■ **SHORT EXERCISE**:
Give the number of lines in the records below that include "Litros", and nothing more.

■ ■ ■ ■ ■

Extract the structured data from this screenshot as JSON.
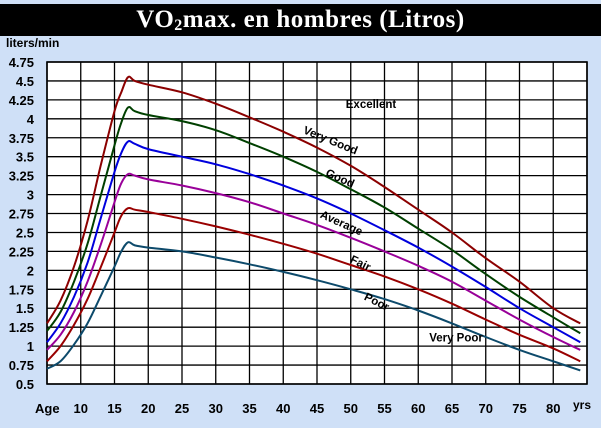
{
  "title": {
    "prefix": "VO",
    "subscript": "2",
    "suffix": "max. en hombres (Litros)"
  },
  "chart_data": {
    "type": "line",
    "title": "VO2max. en hombres (Litros)",
    "ylabel": "liters/min",
    "xlabel_left": "Age",
    "xlabel_right": "yrs",
    "ylim": [
      0.5,
      4.75
    ],
    "xlim": [
      5,
      85
    ],
    "grid": true,
    "x_ticks": [
      10,
      15,
      20,
      25,
      30,
      35,
      40,
      45,
      50,
      55,
      60,
      65,
      70,
      75,
      80
    ],
    "y_ticks": [
      0.5,
      0.75,
      1,
      1.25,
      1.5,
      1.75,
      2,
      2.25,
      2.5,
      2.75,
      3,
      3.25,
      3.5,
      3.75,
      4,
      4.25,
      4.5,
      4.75
    ],
    "y_tick_labels": [
      "0.5",
      "0.75",
      "1",
      "1.25",
      "1.5",
      "1.75",
      "2",
      "2.25",
      "2.5",
      "2.75",
      "3",
      "3.25",
      "3.5",
      "3.75",
      "4",
      "4.25",
      "4.5",
      "4.75"
    ],
    "series": [
      {
        "name": "Excellent",
        "color": "#8b0000",
        "x": [
          5,
          7,
          9,
          11,
          13,
          15,
          16,
          17,
          18,
          20,
          25,
          30,
          35,
          40,
          45,
          50,
          55,
          60,
          65,
          70,
          75,
          80,
          84
        ],
        "y": [
          1.3,
          1.6,
          2.05,
          2.65,
          3.4,
          4.1,
          4.35,
          4.55,
          4.5,
          4.45,
          4.35,
          4.2,
          4.02,
          3.83,
          3.62,
          3.38,
          3.1,
          2.8,
          2.5,
          2.16,
          1.85,
          1.5,
          1.3
        ]
      },
      {
        "name": "Very Good",
        "color": "#004000",
        "x": [
          5,
          7,
          9,
          11,
          13,
          15,
          16,
          17,
          18,
          20,
          25,
          30,
          35,
          40,
          45,
          50,
          55,
          60,
          65,
          70,
          75,
          80,
          84
        ],
        "y": [
          1.2,
          1.45,
          1.85,
          2.35,
          3.0,
          3.65,
          3.95,
          4.15,
          4.1,
          4.05,
          3.97,
          3.85,
          3.68,
          3.5,
          3.3,
          3.07,
          2.83,
          2.55,
          2.27,
          1.95,
          1.65,
          1.38,
          1.17
        ]
      },
      {
        "name": "Good",
        "color": "#0000dd",
        "x": [
          5,
          7,
          9,
          11,
          13,
          15,
          16,
          17,
          18,
          20,
          25,
          30,
          35,
          40,
          45,
          50,
          55,
          60,
          65,
          70,
          75,
          80,
          84
        ],
        "y": [
          1.05,
          1.3,
          1.65,
          2.1,
          2.7,
          3.3,
          3.55,
          3.7,
          3.67,
          3.6,
          3.5,
          3.4,
          3.27,
          3.12,
          2.95,
          2.75,
          2.53,
          2.3,
          2.05,
          1.78,
          1.5,
          1.25,
          1.05
        ]
      },
      {
        "name": "Average",
        "color": "#990099",
        "x": [
          5,
          7,
          9,
          11,
          13,
          15,
          16,
          17,
          18,
          20,
          25,
          30,
          35,
          40,
          45,
          50,
          55,
          60,
          65,
          70,
          75,
          80,
          84
        ],
        "y": [
          0.95,
          1.15,
          1.45,
          1.85,
          2.35,
          2.9,
          3.15,
          3.27,
          3.25,
          3.2,
          3.12,
          3.02,
          2.9,
          2.75,
          2.6,
          2.43,
          2.25,
          2.06,
          1.85,
          1.6,
          1.35,
          1.12,
          0.95
        ]
      },
      {
        "name": "Fair",
        "color": "#990000",
        "x": [
          5,
          7,
          9,
          11,
          13,
          15,
          16,
          17,
          18,
          20,
          25,
          30,
          35,
          40,
          45,
          50,
          55,
          60,
          65,
          70,
          75,
          80,
          84
        ],
        "y": [
          0.8,
          1.0,
          1.28,
          1.62,
          2.05,
          2.5,
          2.72,
          2.82,
          2.8,
          2.77,
          2.68,
          2.58,
          2.47,
          2.35,
          2.22,
          2.07,
          1.92,
          1.75,
          1.56,
          1.35,
          1.15,
          0.97,
          0.8
        ]
      },
      {
        "name": "Poor",
        "color": "#0d4a6b",
        "x": [
          5,
          7,
          9,
          11,
          13,
          15,
          16,
          17,
          18,
          20,
          25,
          30,
          35,
          40,
          45,
          50,
          55,
          60,
          65,
          70,
          75,
          80,
          84
        ],
        "y": [
          0.7,
          0.8,
          1.02,
          1.3,
          1.67,
          2.05,
          2.25,
          2.37,
          2.33,
          2.3,
          2.25,
          2.17,
          2.08,
          1.98,
          1.87,
          1.75,
          1.62,
          1.47,
          1.3,
          1.12,
          0.95,
          0.8,
          0.68
        ]
      }
    ],
    "annotations": [
      {
        "text": "Excellent",
        "x": 53,
        "y": 4.14,
        "rotate": 0
      },
      {
        "text": "Very Good",
        "x": 46.8,
        "y": 3.67,
        "rotate": 22
      },
      {
        "text": "Good",
        "x": 48.2,
        "y": 3.17,
        "rotate": 24
      },
      {
        "text": "Average",
        "x": 48.4,
        "y": 2.58,
        "rotate": 24
      },
      {
        "text": "Fair",
        "x": 51.2,
        "y": 2.05,
        "rotate": 26
      },
      {
        "text": "Poor",
        "x": 53.6,
        "y": 1.54,
        "rotate": 27
      },
      {
        "text": "Very Poor",
        "x": 65.6,
        "y": 1.06,
        "rotate": 0
      }
    ]
  }
}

■ ■ ■ ■ ■

■ **TASK SOLUTION**:
2